Вы не можете помочь ребёнку и при этом не помочь себе.
Это не значит, что психолог использует свою работу для решения личных проблем.
Просто атмосфера, или поле, которое в равной степени создаётся и психологом, и ребёнком, оказывает действие на обоих участников контакта.
Невозможно изменить ребёнка, не меняясь.
Ещё раз: я не хочу сказать, что вы должны измениться, чтобы помочь ему.
Я хочу сказать, что, помогая аутичному ребёнку, вы изменитесь в любом случае, хотите вы того или нет.
* * *
Дорогой Лёва!
Сегодня в Фонде встретила я Марка. "Помнишь меня?" – спрашиваю.
Первая смена уезжает, вторая – вселяется. Мы страшно не выспались в ночном автобусе.
Десять часов утра, фанерный домик, веранда, вещи грудой на полу, деревянный стол, освещенный солнцем. За столом сидит Алина, загоревшая до черноты, и ест простоквашу из огромной красной миски.
Напротив неё маленький Марк водит ложкой по тарелке.
Алина ест долго, за это время Марк успевает рассказать мне, что у него есть брат-двойняшка по имени Игнат.
"Понимаешь, сначала мама назвала нас Фома и Лука, а потом переименовала".
Тогда меня сослали в "дом Полины" – временно.

* _Задание_
Как изложить в виде короткого списка абзац отрывка выше, который начинается словами «Десять часов утра», сохранив его основные детали?

* _Исходные данные_
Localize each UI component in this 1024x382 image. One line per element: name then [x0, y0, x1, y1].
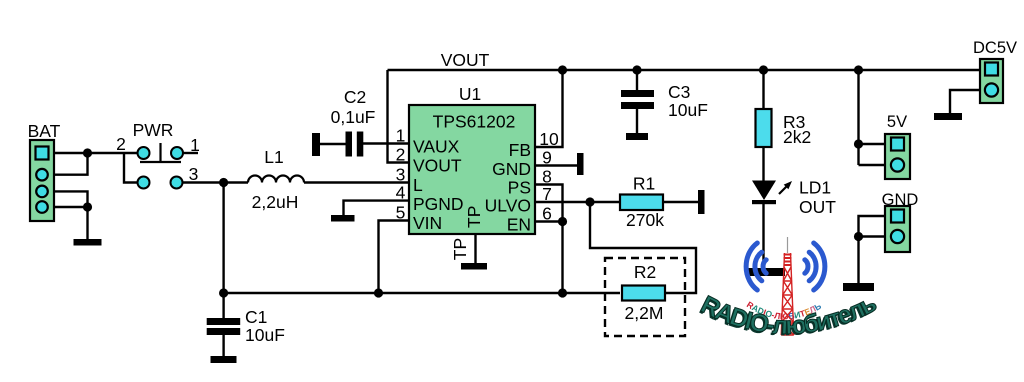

* _Решение задачи_
- Время: десять часов утра.
- Место: веранда фанерного домика, на полу грудой лежат вещи.
- Деревянный стол освещён солнцем.
- За столом сидит Алина, загоревшая до черноты, и ест простоквашу из огромной красной миски.